EXTRACT >>
Questions about these items should be raised in the issue tracker.
There are many valuable projects in the field of MPC that we did not include in our survey. We list some of them here. We determined that these projects do not meet the criteria listed above.
- VIFF (code) 2008, has been "left alive for archival purposes" but they actively recommend against use.
- TASTY (github, paper) has not been updated since 2010.
- PCF (paper, github, paper ii) is a circuit generator. It seems to be subsumed by Frigate. The code was last updated in 2016.
- L1 (paper) 2011, SAP does not release source code, so it's not available to study.
- SEPIA (paper) 2010. This is a special purpose framework for network events.
- EzPC (paper) has not released source code at time of writing.
- FRESCO (github) This is an API for secure computation. It aims to make frameworks more consistent but doesn't provide an end-to-end framework itself.
- SCAPI (github) is an API for primitives, protocols, and communication channels commonly used in MPC.
- dualBatchEx (github, paper). The primary contribution is a protocol implementation. It consumes circuits.

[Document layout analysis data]

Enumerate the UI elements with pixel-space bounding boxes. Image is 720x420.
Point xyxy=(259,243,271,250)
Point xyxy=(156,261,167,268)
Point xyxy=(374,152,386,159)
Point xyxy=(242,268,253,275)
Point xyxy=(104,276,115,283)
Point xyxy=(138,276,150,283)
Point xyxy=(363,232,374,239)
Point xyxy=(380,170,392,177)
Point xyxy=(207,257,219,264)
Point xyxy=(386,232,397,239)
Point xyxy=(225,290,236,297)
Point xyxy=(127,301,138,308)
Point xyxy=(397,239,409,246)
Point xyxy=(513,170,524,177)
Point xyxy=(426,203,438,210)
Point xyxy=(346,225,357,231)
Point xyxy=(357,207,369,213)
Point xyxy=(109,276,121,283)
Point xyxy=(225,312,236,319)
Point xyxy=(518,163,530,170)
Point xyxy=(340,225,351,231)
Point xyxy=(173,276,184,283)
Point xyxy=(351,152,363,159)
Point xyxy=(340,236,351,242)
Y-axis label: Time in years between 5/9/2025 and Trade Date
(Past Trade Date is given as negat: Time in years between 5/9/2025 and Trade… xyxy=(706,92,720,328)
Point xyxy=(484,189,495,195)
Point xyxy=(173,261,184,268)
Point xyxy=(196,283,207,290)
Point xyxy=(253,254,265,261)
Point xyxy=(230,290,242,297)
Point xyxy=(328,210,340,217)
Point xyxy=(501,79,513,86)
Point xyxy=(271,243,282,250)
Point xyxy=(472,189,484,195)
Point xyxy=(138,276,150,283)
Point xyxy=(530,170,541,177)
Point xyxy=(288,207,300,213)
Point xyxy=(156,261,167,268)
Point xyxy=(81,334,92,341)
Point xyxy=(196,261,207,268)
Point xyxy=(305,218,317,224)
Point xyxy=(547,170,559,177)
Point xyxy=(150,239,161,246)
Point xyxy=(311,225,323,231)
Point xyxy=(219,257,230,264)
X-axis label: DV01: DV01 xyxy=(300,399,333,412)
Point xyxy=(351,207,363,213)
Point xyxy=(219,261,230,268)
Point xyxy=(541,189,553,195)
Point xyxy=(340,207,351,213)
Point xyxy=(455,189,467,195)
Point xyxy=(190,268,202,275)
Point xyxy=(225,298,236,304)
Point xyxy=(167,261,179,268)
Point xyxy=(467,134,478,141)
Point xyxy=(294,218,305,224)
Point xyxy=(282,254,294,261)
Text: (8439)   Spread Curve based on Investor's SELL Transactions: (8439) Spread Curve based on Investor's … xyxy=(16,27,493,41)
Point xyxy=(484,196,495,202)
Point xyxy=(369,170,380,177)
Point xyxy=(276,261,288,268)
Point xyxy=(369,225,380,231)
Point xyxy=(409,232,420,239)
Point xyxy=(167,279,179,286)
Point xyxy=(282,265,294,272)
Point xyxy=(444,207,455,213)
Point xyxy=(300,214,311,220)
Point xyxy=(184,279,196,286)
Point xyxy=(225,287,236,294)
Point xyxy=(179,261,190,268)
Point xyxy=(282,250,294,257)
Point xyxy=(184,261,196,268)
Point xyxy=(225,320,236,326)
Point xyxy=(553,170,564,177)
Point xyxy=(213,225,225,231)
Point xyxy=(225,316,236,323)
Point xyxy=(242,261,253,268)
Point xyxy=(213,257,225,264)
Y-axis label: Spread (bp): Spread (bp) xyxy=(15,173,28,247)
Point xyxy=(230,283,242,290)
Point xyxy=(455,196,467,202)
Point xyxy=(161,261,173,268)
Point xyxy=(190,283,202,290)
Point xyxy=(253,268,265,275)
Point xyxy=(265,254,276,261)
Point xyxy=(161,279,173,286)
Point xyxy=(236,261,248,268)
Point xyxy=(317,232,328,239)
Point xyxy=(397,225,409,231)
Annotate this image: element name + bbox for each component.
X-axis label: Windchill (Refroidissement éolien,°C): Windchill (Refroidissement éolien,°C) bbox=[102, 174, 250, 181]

EXERCISE REQUIREMENTS >> Extend the list of MPC projects left out of the survey, picking up after its last item. These entries are separate from the text and stand apart from it.

REPLY TO THE EXERCISE >>
- Duplo (github) This is primarily a protocol implementation. It uses Frigate as a front-end, which we discuss.
- TinyLego (github) is primarily a protocol implementation. The front-end is a circuit implementation & parser.
- JustGarble (website). This library only implements garbling and evaluation on Boolean circuits. It doesn't include communication or circuit generation. It's mostly subsumed by TinyGarble.
- Semi-honest BMR (github). This is primarily a protocol implementation. It consumes circuits.
- SPDZ has been subsumed by SCALE-MAMBA. We had already reviewed SPDZ when S-M was released, so we include a SPDZ Docker instance and sample programs here for posterity.